» **Entries**
########
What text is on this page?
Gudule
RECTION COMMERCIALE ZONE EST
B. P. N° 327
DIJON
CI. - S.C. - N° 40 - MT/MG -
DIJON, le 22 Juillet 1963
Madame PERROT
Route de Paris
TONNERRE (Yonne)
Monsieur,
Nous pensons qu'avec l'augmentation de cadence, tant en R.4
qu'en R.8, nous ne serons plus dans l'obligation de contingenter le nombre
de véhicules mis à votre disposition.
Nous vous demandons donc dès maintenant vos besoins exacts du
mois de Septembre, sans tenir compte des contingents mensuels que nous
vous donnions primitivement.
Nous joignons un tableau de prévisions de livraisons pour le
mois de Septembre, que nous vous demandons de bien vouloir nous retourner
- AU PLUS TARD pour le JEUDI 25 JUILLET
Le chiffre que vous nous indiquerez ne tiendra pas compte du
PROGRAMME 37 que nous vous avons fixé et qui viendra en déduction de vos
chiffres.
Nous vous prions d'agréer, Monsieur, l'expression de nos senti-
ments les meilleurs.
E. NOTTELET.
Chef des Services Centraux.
########
» **Task description**
From the data above, extract every line in its exact form.

» **Response to this exercise**
What text is on this page?
Gudule
RECTION COMMERCIALE ZONE EST
B. P. N° 327
DIJON
CI. - S.C. - N° 40 - MT/MG -
DIJON, le 22 Juillet 1963
Madame PERROT
Route de Paris
TONNERRE (Yonne)
Monsieur,
Nous pensons qu'avec l'augmentation de cadence, tant en R.4
qu'en R.8, nous ne serons plus dans l'obligation de contingenter le nombre
de véhicules mis à votre disposition.
Nous vous demandons donc dès maintenant vos besoins exacts du
mois de Septembre, sans tenir compte des contingents mensuels que nous
vous donnions primitivement.
Nous joignons un tableau de prévisions de livraisons pour le
mois de Septembre, que nous vous demandons de bien vouloir nous retourner
- AU PLUS TARD pour le JEUDI 25 JUILLET
Le chiffre que vous nous indiquerez ne tiendra pas compte du
PROGRAMME 37 que nous vous avons fixé et qui viendra en déduction de vos
chiffres.
Nous vous prions d'agréer, Monsieur, l'expression de nos senti-
ments les meilleurs.
E. NOTTELET.
Chef des Services Centraux.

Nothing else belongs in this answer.